#### Data listing
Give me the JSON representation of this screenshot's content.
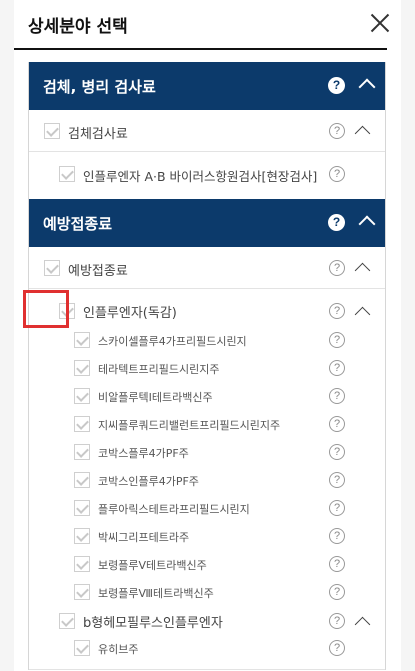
{
  "header": {
    "title": "상세분야 선택"
  },
  "sections": [
    {
      "title": "검체, 병리 검사료",
      "group": "검체검사료",
      "items": [
        "인플루엔자 A·B 바이러스항원검사[현장검사]"
      ]
    },
    {
      "title": "예방접종료",
      "group": "예방접종료",
      "subgroup": "인플루엔자(독감)",
      "sub_items": [
        "스카이셀플루4가프리필드시린지",
        "테라텍트프리필드시린지주",
        "비알플루텍I테트라백신주",
        "지씨플루쿼드리밸런트프리필드시린지주",
        "코박스플루4가PF주",
        "코박스인플루4가PF주",
        "플루아릭스테트라프리필드시린지",
        "박씨그리프테트라주",
        "보령플루Ⅴ테트라백신주",
        "보령플루Ⅷ테트라백신주"
      ],
      "subgroup2": "b형헤모필루스인플루엔자",
      "sub_items2": [
        "유히브주"
      ]
    }
  ],
  "help_glyph": "?"
}
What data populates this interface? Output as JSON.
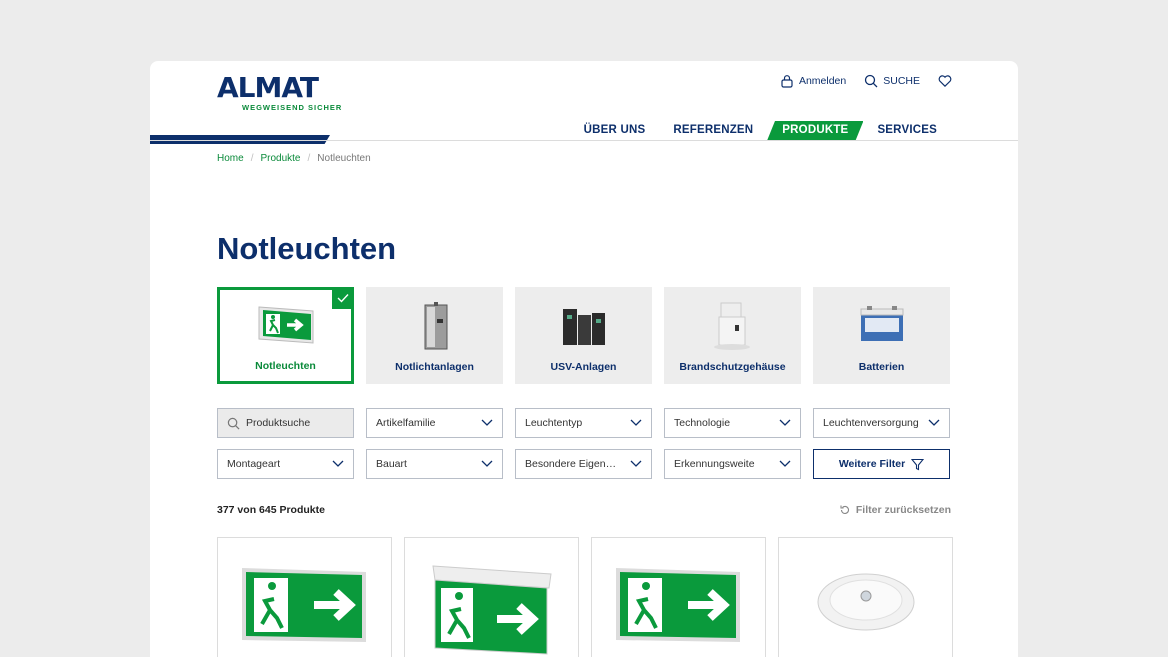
########
- **Exercise requirements**
Out of the records, collect only those lines that contain the string "this".

- **The reply**
Give me the JSON representation of this screenshot's content.
What data populates this interface? Output as JSON.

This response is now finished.